Description of the task:
Write out each line in which the string "lower" is present.

>> Begin

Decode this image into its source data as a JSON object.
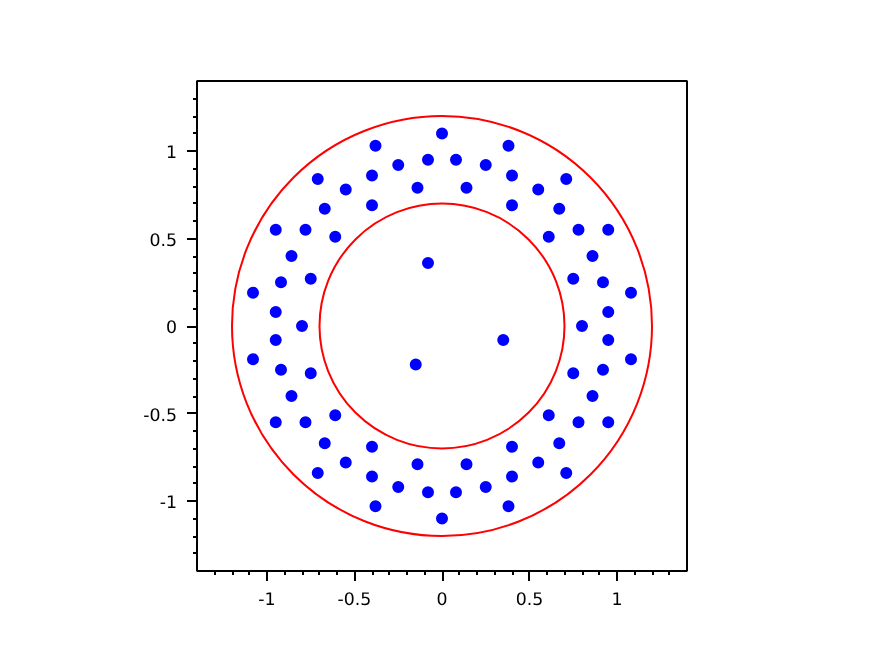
{
  "chart_data": {
    "type": "scatter",
    "marker": "circle",
    "grid": false,
    "xlim": [
      -1.4,
      1.4
    ],
    "ylim": [
      -1.4,
      1.4
    ],
    "xticks": [
      {
        "value": -1.3,
        "label": null
      },
      {
        "value": -1.2,
        "label": null
      },
      {
        "value": -1.1,
        "label": null
      },
      {
        "value": -1,
        "label": "-1"
      },
      {
        "value": -0.9,
        "label": null
      },
      {
        "value": -0.8,
        "label": null
      },
      {
        "value": -0.7,
        "label": null
      },
      {
        "value": -0.6,
        "label": null
      },
      {
        "value": -0.5,
        "label": "-0.5"
      },
      {
        "value": -0.4,
        "label": null
      },
      {
        "value": -0.3,
        "label": null
      },
      {
        "value": -0.2,
        "label": null
      },
      {
        "value": -0.1,
        "label": null
      },
      {
        "value": 0,
        "label": "0"
      },
      {
        "value": 0.1,
        "label": null
      },
      {
        "value": 0.2,
        "label": null
      },
      {
        "value": 0.3,
        "label": null
      },
      {
        "value": 0.4,
        "label": null
      },
      {
        "value": 0.5,
        "label": "0.5"
      },
      {
        "value": 0.6,
        "label": null
      },
      {
        "value": 0.7,
        "label": null
      },
      {
        "value": 0.8,
        "label": null
      },
      {
        "value": 0.9,
        "label": null
      },
      {
        "value": 1,
        "label": "1"
      },
      {
        "value": 1.1,
        "label": null
      },
      {
        "value": 1.2,
        "label": null
      },
      {
        "value": 1.3,
        "label": null
      }
    ],
    "yticks": [
      {
        "value": -1.3,
        "label": null
      },
      {
        "value": -1.2,
        "label": null
      },
      {
        "value": -1.1,
        "label": null
      },
      {
        "value": -1,
        "label": "-1"
      },
      {
        "value": -0.9,
        "label": null
      },
      {
        "value": -0.8,
        "label": null
      },
      {
        "value": -0.7,
        "label": null
      },
      {
        "value": -0.6,
        "label": null
      },
      {
        "value": -0.5,
        "label": "-0.5"
      },
      {
        "value": -0.4,
        "label": null
      },
      {
        "value": -0.3,
        "label": null
      },
      {
        "value": -0.2,
        "label": null
      },
      {
        "value": -0.1,
        "label": null
      },
      {
        "value": 0,
        "label": "0"
      },
      {
        "value": 0.1,
        "label": null
      },
      {
        "value": 0.2,
        "label": null
      },
      {
        "value": 0.3,
        "label": null
      },
      {
        "value": 0.4,
        "label": null
      },
      {
        "value": 0.5,
        "label": "0.5"
      },
      {
        "value": 0.6,
        "label": null
      },
      {
        "value": 0.7,
        "label": null
      },
      {
        "value": 0.8,
        "label": null
      },
      {
        "value": 0.9,
        "label": null
      },
      {
        "value": 1,
        "label": "1"
      },
      {
        "value": 1.1,
        "label": null
      },
      {
        "value": 1.2,
        "label": null
      },
      {
        "value": 1.3,
        "label": null
      }
    ],
    "series": [
      {
        "color": "#0000ff",
        "x": [
          0.8,
          1.08,
          0.75,
          0.95,
          0.61,
          0.71,
          0.4,
          0.38,
          0.14,
          0,
          -0.14,
          -0.38,
          -0.4,
          -0.71,
          -0.61,
          -0.95,
          -0.75,
          -1.08,
          -0.8,
          -1.08,
          -0.75,
          -0.95,
          -0.61,
          -0.71,
          -0.4,
          -0.38,
          -0.14,
          0,
          0.14,
          0.38,
          0.4,
          0.71,
          0.61,
          0.95,
          0.75,
          1.08,
          0.95,
          0.92,
          0.86,
          0.78,
          0.67,
          0.55,
          0.4,
          0.25,
          0.08,
          -0.08,
          -0.25,
          -0.4,
          -0.55,
          -0.67,
          -0.78,
          -0.86,
          -0.92,
          -0.95,
          -0.95,
          -0.92,
          -0.86,
          -0.78,
          -0.67,
          -0.55,
          -0.4,
          -0.25,
          -0.08,
          0.08,
          0.25,
          0.4,
          0.55,
          0.67,
          0.78,
          0.86,
          0.92,
          0.95,
          -0.08,
          0.35,
          -0.15
        ],
        "values": [
          0,
          0.19,
          0.27,
          0.55,
          0.51,
          0.84,
          0.69,
          1.03,
          0.79,
          1.1,
          0.79,
          1.03,
          0.69,
          0.84,
          0.51,
          0.55,
          0.27,
          0.19,
          0,
          -0.19,
          -0.27,
          -0.55,
          -0.51,
          -0.84,
          -0.69,
          -1.03,
          -0.79,
          -1.1,
          -0.79,
          -1.03,
          -0.69,
          -0.84,
          -0.51,
          -0.55,
          -0.27,
          -0.19,
          0.08,
          0.25,
          0.4,
          0.55,
          0.67,
          0.78,
          0.86,
          0.92,
          0.95,
          0.95,
          0.92,
          0.86,
          0.78,
          0.67,
          0.55,
          0.4,
          0.25,
          0.08,
          -0.08,
          -0.25,
          -0.4,
          -0.55,
          -0.67,
          -0.78,
          -0.86,
          -0.92,
          -0.95,
          -0.95,
          -0.92,
          -0.86,
          -0.78,
          -0.67,
          -0.55,
          -0.4,
          -0.25,
          -0.08,
          0.36,
          -0.08,
          -0.22
        ]
      }
    ]
  }
}
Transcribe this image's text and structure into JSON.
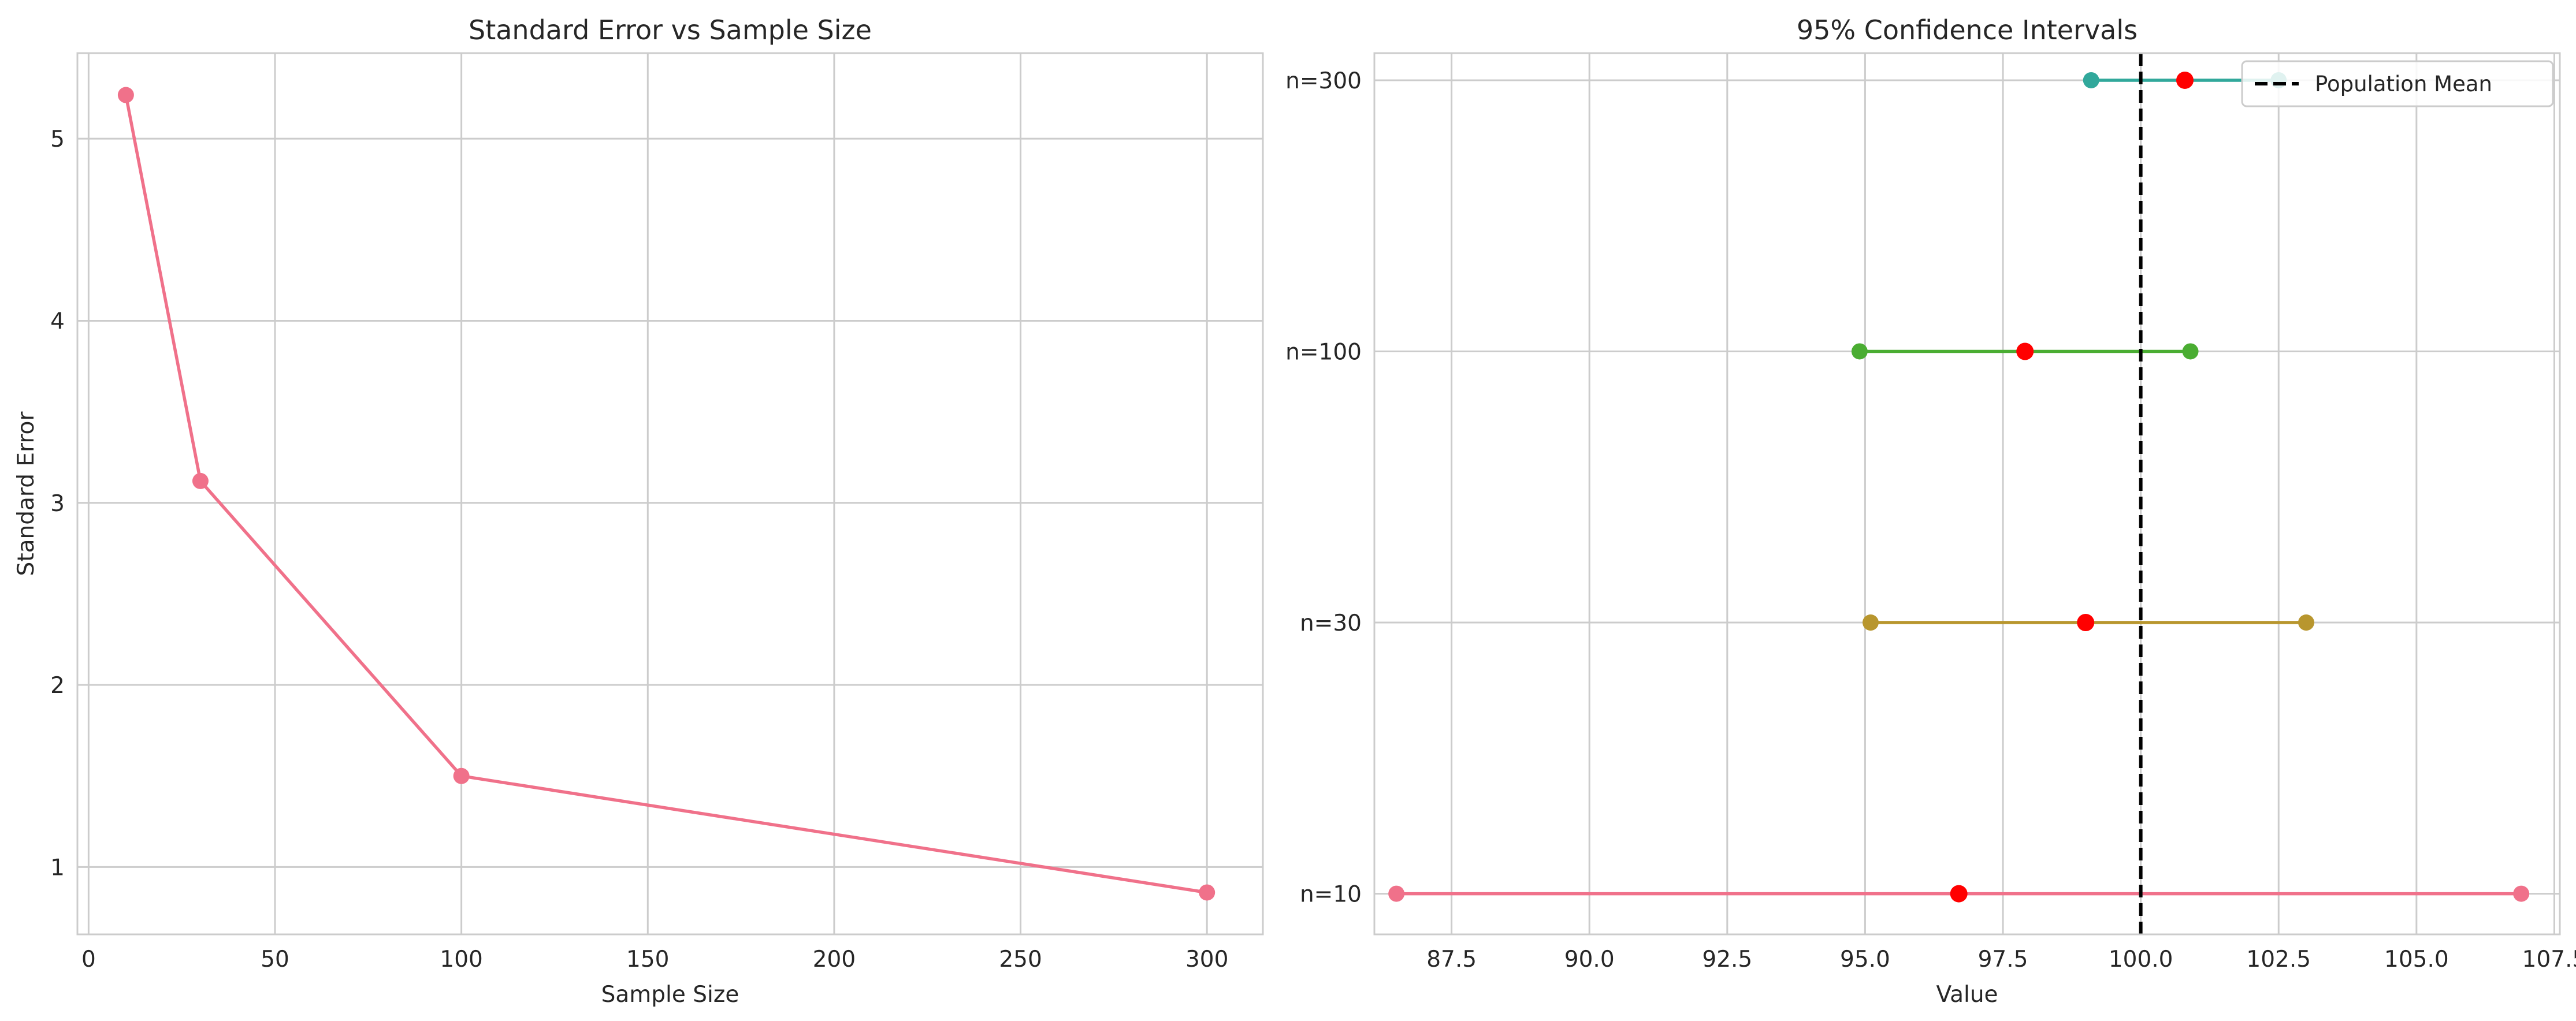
{
  "colors": {
    "grid": "#cccccc",
    "axes_edge": "#cccccc",
    "text": "#262626",
    "mean_point": "#ff0000",
    "population_line": "#000000"
  },
  "chart_data": [
    {
      "type": "line",
      "title": "Standard Error vs Sample Size",
      "xlabel": "Sample Size",
      "ylabel": "Standard Error",
      "xlim": [
        -3,
        315
      ],
      "ylim": [
        0.63,
        5.47
      ],
      "xticks": [
        0,
        50,
        100,
        150,
        200,
        250,
        300
      ],
      "xtick_labels": [
        "0",
        "50",
        "100",
        "150",
        "200",
        "250",
        "300"
      ],
      "yticks": [
        1,
        2,
        3,
        4,
        5
      ],
      "ytick_labels": [
        "1",
        "2",
        "3",
        "4",
        "5"
      ],
      "grid": true,
      "series": [
        {
          "color": "#f0718a",
          "x": [
            10,
            30,
            100,
            300
          ],
          "y": [
            5.24,
            3.12,
            1.5,
            0.86
          ]
        }
      ]
    },
    {
      "type": "errorbar",
      "title": "95% Confidence Intervals",
      "xlabel": "Value",
      "ylabel": "",
      "xlim": [
        86.1,
        107.6
      ],
      "ylim": [
        -0.15,
        3.1
      ],
      "xticks": [
        87.5,
        90.0,
        92.5,
        95.0,
        97.5,
        100.0,
        102.5,
        105.0,
        107.5
      ],
      "xtick_labels": [
        "87.5",
        "90.0",
        "92.5",
        "95.0",
        "97.5",
        "100.0",
        "102.5",
        "105.0",
        "107.5"
      ],
      "categories": [
        "n=10",
        "n=30",
        "n=100",
        "n=300"
      ],
      "intervals": [
        {
          "lower": 86.5,
          "upper": 106.9,
          "mean": 96.7,
          "color": "#f0718a"
        },
        {
          "lower": 95.1,
          "upper": 103.0,
          "mean": 99.0,
          "color": "#b8962e"
        },
        {
          "lower": 94.9,
          "upper": 100.9,
          "mean": 97.9,
          "color": "#4aad32"
        },
        {
          "lower": 99.1,
          "upper": 102.5,
          "mean": 100.8,
          "color": "#31a89b"
        }
      ],
      "reference_line": {
        "x": 100.0,
        "label": "Population Mean",
        "style": "dashed"
      },
      "legend": {
        "position": "top-right",
        "entries": [
          "Population Mean"
        ]
      },
      "grid": true
    }
  ]
}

>> End

Task solution:
          "lower": 86.5,
          "lower": 95.1,
          "lower": 94.9,
          "lower": 99.1,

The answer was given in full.